— What is needed —
Which lines of the records below contain the word "https"? Copy each of them out.
..............................
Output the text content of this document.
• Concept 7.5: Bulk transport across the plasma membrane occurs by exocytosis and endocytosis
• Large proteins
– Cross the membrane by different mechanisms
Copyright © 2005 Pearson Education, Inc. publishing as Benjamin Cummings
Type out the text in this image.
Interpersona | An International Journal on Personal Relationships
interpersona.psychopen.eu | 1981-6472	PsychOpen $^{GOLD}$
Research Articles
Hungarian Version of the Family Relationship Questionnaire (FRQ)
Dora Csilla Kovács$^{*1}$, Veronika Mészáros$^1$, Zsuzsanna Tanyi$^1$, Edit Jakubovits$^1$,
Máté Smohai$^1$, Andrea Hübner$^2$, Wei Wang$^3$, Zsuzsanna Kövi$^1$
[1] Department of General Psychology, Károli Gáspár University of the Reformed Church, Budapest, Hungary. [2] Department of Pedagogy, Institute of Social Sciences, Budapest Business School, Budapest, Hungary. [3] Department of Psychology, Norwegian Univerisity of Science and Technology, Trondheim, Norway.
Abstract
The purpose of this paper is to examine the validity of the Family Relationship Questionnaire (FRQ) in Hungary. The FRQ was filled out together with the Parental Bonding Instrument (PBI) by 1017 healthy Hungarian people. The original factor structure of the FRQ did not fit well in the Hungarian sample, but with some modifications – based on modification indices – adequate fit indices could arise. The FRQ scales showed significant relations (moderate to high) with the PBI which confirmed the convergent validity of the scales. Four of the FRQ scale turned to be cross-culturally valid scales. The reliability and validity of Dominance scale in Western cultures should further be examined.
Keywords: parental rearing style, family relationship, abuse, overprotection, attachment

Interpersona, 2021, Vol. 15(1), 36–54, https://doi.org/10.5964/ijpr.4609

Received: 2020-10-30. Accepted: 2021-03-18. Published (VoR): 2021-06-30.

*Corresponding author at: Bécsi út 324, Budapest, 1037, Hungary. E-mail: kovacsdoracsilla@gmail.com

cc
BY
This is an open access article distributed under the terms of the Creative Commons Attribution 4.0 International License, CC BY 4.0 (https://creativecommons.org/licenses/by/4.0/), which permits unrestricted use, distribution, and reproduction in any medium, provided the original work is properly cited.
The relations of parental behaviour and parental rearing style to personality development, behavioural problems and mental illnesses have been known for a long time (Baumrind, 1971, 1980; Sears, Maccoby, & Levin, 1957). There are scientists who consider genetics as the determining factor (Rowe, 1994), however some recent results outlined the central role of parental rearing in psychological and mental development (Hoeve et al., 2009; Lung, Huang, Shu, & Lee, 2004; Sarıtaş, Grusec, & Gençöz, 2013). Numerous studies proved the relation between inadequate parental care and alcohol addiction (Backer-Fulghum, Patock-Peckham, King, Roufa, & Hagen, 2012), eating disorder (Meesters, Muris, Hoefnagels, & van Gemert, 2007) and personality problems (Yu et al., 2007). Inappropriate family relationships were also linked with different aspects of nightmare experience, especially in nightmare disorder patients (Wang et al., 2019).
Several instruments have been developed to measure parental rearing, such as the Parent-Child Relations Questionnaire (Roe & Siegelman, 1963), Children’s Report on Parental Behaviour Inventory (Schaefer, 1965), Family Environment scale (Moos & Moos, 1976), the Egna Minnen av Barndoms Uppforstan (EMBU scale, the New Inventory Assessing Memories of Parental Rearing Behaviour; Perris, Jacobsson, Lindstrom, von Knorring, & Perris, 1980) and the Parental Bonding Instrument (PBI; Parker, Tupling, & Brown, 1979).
..............................
— Answer box —
Interpersona, 2021, Vol. 15(1), 36–54, https://doi.org/10.5964/ijpr.4609
This is an open access article distributed under the terms of the Creative Commons Attribution 4.0 International License, CC BY 4.0 (https://creativecommons.org/licenses/by/4.0/), which permits unrestricted use, distribution, and reproduction in any medium, provided the original work is properly cited.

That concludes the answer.